**Given problem:**
Search the entries below. Return every line that has "type" in it.

-- START OF Records shown --

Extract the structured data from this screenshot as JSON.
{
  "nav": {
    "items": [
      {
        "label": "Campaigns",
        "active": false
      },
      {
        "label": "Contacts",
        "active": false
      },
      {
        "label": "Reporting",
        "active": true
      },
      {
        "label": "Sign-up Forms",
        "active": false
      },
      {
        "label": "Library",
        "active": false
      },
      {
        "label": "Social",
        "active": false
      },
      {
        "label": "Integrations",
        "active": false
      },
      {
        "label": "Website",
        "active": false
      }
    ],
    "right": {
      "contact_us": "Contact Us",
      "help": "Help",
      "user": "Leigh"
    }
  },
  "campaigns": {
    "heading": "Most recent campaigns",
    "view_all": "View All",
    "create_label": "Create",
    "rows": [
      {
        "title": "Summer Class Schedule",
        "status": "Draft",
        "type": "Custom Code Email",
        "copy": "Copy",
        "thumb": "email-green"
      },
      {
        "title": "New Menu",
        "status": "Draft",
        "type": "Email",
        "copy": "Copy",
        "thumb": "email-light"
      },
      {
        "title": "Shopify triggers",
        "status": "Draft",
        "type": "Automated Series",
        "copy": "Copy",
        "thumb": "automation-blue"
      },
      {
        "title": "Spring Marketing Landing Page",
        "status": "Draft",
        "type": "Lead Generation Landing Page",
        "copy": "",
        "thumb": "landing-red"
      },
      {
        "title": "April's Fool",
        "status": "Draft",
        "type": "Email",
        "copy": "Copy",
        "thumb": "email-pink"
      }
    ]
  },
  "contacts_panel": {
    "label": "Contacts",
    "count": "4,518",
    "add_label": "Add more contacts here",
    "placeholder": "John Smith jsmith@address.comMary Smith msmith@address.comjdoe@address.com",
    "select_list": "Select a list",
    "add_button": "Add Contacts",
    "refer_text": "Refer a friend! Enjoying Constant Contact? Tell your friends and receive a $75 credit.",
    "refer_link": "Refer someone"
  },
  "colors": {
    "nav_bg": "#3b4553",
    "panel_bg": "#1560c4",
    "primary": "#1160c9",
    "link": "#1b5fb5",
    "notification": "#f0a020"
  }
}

-- END OF Records shown --

**Solution below:**
        "type": "Custom Code Email",
        "type": "Email",
        "type": "Automated Series",
        "type": "Lead Generation Landing Page",
        "type": "Email",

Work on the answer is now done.